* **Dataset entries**
########
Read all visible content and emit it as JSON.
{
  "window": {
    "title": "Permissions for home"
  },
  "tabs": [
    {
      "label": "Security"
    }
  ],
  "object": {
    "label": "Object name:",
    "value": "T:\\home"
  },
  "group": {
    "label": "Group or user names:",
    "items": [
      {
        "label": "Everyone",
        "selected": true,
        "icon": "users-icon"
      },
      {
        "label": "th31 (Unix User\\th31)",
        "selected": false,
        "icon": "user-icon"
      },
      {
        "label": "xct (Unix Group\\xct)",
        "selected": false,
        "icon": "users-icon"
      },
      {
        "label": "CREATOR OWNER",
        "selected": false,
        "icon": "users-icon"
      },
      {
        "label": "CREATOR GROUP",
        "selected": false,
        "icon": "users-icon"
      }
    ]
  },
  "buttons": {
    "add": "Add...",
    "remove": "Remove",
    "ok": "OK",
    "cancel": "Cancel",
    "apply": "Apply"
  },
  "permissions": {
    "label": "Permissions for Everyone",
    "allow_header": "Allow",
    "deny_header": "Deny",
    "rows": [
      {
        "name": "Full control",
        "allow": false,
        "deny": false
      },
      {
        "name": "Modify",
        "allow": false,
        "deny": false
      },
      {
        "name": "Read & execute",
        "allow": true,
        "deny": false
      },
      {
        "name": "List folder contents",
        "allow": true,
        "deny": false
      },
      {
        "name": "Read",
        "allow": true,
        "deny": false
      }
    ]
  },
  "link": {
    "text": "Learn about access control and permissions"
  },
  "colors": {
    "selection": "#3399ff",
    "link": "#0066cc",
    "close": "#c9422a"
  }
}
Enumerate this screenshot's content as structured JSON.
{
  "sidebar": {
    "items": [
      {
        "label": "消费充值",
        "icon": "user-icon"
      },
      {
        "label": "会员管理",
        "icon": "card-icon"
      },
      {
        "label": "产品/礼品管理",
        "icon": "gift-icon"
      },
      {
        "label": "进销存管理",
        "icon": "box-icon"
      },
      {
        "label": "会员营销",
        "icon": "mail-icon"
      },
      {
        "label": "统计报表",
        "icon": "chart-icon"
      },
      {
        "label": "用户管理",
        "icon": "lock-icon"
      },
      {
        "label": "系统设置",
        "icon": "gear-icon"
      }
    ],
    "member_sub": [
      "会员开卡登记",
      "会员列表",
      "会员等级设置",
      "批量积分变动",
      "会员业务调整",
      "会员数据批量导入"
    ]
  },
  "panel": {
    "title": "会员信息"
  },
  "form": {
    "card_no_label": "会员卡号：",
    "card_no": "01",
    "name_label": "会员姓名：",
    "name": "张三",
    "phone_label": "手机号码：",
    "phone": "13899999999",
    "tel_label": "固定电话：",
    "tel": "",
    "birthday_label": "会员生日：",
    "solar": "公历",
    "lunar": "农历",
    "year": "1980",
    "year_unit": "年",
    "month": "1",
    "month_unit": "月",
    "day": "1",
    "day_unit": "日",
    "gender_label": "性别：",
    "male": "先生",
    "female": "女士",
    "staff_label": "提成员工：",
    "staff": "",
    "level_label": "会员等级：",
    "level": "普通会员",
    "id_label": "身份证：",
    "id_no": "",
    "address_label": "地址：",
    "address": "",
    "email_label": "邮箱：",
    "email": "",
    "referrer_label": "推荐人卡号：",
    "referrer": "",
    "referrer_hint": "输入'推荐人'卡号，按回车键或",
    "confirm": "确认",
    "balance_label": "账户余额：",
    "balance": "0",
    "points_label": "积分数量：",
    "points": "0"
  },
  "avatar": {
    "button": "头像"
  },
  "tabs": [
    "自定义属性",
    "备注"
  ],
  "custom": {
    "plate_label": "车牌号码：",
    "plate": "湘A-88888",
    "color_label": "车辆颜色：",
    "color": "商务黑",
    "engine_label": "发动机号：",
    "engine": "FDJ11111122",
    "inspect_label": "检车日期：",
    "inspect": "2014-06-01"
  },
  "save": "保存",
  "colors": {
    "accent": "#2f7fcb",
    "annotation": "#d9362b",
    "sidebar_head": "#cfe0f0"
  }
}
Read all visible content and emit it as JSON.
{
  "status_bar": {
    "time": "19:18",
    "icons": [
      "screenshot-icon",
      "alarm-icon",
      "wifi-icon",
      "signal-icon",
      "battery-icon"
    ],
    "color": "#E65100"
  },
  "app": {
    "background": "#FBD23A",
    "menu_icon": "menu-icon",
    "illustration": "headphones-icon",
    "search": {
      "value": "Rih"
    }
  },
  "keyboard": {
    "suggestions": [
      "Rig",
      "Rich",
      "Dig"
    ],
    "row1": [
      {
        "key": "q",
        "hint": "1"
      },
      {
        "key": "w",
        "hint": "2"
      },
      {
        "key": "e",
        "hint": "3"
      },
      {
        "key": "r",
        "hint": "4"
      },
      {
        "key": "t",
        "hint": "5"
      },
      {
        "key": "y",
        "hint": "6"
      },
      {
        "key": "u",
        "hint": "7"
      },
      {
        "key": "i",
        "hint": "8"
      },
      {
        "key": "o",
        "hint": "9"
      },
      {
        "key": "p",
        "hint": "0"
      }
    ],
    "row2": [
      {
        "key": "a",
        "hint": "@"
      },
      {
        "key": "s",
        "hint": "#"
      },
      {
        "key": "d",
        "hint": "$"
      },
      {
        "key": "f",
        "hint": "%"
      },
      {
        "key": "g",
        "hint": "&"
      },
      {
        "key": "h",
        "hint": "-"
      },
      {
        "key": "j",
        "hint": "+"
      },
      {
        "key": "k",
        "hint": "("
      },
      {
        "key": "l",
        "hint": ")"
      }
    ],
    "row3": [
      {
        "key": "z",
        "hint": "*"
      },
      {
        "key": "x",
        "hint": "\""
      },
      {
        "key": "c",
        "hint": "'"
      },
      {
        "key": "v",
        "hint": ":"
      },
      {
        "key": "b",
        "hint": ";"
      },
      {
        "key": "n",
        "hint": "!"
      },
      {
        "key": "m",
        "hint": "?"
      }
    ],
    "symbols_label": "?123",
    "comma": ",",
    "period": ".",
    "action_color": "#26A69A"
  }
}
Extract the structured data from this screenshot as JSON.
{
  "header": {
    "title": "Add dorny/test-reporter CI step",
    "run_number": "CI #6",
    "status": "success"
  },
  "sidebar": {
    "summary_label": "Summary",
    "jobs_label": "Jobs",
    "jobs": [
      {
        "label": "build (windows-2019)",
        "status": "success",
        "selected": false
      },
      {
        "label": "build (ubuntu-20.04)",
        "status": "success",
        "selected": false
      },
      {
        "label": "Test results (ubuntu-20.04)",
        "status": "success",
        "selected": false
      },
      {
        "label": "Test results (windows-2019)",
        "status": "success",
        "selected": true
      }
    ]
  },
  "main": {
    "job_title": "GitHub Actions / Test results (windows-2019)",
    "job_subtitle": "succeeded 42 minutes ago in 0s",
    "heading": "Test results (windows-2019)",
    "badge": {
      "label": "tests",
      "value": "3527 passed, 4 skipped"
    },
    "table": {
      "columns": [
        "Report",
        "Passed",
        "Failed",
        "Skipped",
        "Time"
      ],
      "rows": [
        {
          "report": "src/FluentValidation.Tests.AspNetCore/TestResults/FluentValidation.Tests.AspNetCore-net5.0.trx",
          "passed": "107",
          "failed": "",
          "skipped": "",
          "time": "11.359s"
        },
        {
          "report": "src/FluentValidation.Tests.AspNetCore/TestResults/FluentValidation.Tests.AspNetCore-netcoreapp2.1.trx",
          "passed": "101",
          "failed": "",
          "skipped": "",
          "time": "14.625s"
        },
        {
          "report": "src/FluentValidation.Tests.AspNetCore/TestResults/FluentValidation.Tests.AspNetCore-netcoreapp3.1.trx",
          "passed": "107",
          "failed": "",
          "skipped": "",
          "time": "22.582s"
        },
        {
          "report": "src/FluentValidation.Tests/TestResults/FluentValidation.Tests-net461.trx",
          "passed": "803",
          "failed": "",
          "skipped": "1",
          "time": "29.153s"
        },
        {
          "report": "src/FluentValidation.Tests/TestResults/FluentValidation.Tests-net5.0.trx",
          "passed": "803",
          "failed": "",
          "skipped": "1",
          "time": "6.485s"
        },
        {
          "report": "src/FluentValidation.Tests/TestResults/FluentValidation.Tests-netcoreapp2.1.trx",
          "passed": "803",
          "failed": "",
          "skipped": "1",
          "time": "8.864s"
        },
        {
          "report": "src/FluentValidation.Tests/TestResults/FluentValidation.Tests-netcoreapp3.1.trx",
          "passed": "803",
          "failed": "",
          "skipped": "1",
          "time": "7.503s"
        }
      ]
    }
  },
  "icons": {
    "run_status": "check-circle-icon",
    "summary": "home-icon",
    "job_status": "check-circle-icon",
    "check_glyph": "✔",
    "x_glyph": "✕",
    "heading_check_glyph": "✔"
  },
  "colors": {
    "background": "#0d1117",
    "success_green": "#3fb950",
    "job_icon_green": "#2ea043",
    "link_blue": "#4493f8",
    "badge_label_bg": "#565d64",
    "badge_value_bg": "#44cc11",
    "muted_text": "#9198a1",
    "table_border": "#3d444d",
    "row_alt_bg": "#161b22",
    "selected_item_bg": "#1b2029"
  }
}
########
* **The exercise**
Check each line of the records for the word "circle", and show the lines that contain it.

* **Exercise result**
    "run_status": "check-circle-icon",
    "job_status": "check-circle-icon",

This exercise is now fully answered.